AIM OF THE TASK |
In the data below, find every line with the string "Receivable" and pull it out.

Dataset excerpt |
━━━━━━━━━━

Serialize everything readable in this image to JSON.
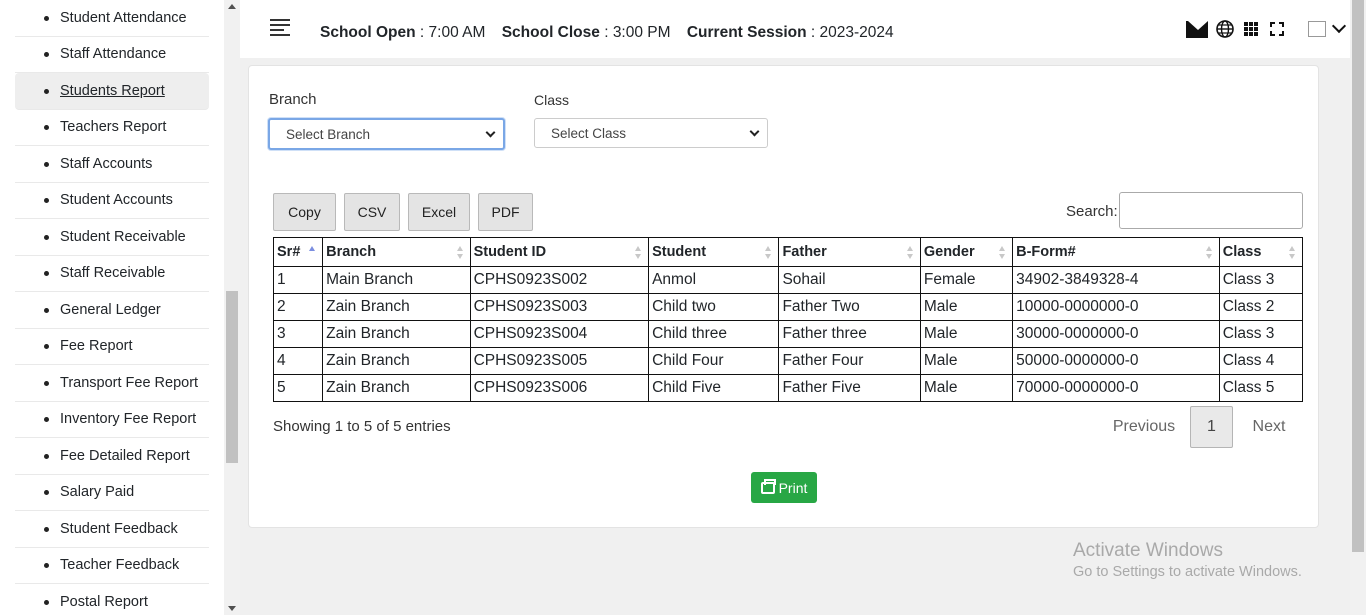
{
  "sidebar": {
    "items": [
      {
        "label": "Student Attendance"
      },
      {
        "label": "Staff Attendance"
      },
      {
        "label": "Students Report"
      },
      {
        "label": "Teachers Report"
      },
      {
        "label": "Staff Accounts"
      },
      {
        "label": "Student Accounts"
      },
      {
        "label": "Student Receivable"
      },
      {
        "label": "Staff Receivable"
      },
      {
        "label": "General Ledger"
      },
      {
        "label": "Fee Report"
      },
      {
        "label": "Transport Fee Report"
      },
      {
        "label": "Inventory Fee Report"
      },
      {
        "label": "Fee Detailed Report"
      },
      {
        "label": "Salary Paid"
      },
      {
        "label": "Student Feedback"
      },
      {
        "label": "Teacher Feedback"
      },
      {
        "label": "Postal Report"
      }
    ],
    "active": "Students Report"
  },
  "header": {
    "open_label": "School Open",
    "open_value": "7:00 AM",
    "close_label": "School Close",
    "close_value": "3:00 PM",
    "session_label": "Current Session",
    "session_value": "2023-2024",
    "icons": [
      "menu-icon",
      "mail-icon",
      "globe-icon",
      "grid-icon",
      "fullscreen-icon",
      "avatar",
      "chevron-down-icon"
    ]
  },
  "filters": {
    "branch_label": "Branch",
    "branch_value": "Select Branch",
    "class_label": "Class",
    "class_value": "Select Class"
  },
  "toolbar": {
    "copy": "Copy",
    "csv": "CSV",
    "excel": "Excel",
    "pdf": "PDF",
    "search_label": "Search:",
    "search_value": ""
  },
  "table": {
    "headers": [
      "Sr#",
      "Branch",
      "Student ID",
      "Student",
      "Father",
      "Gender",
      "B-Form#",
      "Class"
    ],
    "rows": [
      [
        "1",
        "Main Branch",
        "CPHS0923S002",
        "Anmol",
        "Sohail",
        "Female",
        "34902-3849328-4",
        "Class 3"
      ],
      [
        "2",
        "Zain Branch",
        "CPHS0923S003",
        "Child two",
        "Father Two",
        "Male",
        "10000-0000000-0",
        "Class 2"
      ],
      [
        "3",
        "Zain Branch",
        "CPHS0923S004",
        "Child three",
        "Father three",
        "Male",
        "30000-0000000-0",
        "Class 3"
      ],
      [
        "4",
        "Zain Branch",
        "CPHS0923S005",
        "Child Four",
        "Father Four",
        "Male",
        "50000-0000000-0",
        "Class 4"
      ],
      [
        "5",
        "Zain Branch",
        "CPHS0923S006",
        "Child Five",
        "Father Five",
        "Male",
        "70000-0000000-0",
        "Class 5"
      ]
    ]
  },
  "footer": {
    "showing": "Showing 1 to 5 of 5 entries",
    "previous": "Previous",
    "page": "1",
    "next": "Next",
    "print": "Print"
  },
  "watermark": {
    "line1": "Activate Windows",
    "line2": "Go to Settings to activate Windows."
  },
  "colors": {
    "print_button": "#28a745",
    "sort_active": "#7b8ee0",
    "select_focus": "#7aa7e6"
  }
}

━━━━━━━━━━

TASK ANSWER |
        "label": "Student Receivable"
        "label": "Staff Receivable"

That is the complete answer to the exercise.